To do: Copy out each line of the data below in which "been" appears.
___ Data extract ___
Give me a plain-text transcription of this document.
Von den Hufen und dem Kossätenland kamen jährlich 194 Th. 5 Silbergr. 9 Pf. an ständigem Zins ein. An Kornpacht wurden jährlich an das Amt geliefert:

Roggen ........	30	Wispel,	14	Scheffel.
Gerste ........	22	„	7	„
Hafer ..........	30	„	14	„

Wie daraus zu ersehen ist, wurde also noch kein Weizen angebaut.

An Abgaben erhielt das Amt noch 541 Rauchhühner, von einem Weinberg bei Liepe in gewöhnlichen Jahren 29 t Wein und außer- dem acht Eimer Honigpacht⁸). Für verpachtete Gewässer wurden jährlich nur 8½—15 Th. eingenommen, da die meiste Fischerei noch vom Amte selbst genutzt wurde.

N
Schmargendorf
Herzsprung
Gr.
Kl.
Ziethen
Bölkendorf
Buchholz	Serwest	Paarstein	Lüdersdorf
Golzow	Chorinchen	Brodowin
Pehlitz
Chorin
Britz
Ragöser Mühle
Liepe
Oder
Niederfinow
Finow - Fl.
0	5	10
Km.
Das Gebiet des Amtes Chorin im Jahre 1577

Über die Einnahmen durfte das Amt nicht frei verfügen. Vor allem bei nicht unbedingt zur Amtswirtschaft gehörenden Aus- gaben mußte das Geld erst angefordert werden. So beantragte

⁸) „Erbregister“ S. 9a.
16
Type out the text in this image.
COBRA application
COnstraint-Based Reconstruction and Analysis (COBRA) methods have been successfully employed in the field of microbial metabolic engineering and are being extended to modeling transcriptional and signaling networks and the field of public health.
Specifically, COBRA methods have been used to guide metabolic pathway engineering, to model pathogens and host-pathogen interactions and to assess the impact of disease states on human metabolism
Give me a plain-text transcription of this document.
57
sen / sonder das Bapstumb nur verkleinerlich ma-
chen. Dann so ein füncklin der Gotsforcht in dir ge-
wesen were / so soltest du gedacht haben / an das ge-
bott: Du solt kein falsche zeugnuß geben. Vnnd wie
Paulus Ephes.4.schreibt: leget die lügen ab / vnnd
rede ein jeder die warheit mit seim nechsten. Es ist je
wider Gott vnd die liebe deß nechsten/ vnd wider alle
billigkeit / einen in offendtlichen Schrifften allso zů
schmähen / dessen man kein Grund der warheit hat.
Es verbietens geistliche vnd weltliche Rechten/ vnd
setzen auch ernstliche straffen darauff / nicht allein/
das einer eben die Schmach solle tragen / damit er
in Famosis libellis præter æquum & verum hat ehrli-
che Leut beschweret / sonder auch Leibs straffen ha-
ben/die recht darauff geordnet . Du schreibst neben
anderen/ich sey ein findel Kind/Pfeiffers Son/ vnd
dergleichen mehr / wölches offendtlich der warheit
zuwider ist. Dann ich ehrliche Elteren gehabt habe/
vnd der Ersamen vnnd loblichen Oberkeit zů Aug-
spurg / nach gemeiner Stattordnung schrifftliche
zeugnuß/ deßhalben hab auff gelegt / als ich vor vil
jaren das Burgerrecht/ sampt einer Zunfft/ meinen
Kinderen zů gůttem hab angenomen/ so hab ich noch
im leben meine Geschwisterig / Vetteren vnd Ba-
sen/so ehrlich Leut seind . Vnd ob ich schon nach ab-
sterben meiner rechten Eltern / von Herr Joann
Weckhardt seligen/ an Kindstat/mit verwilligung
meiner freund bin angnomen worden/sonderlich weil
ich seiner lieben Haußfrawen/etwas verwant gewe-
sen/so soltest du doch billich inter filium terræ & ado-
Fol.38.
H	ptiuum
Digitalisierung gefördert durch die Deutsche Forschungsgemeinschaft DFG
___
Solution to this exercise:
COnstraint-Based Reconstruction and Analysis (COBRA) methods have been successfully employed in the field of microbial metabolic engineering and are being extended to modeling transcriptional and signaling networks and the field of public health.
Specifically, COBRA methods have been used to guide metabolic pathway engineering, to model pathogens and host-pathogen interactions and to assess the impact of disease states on human metabolism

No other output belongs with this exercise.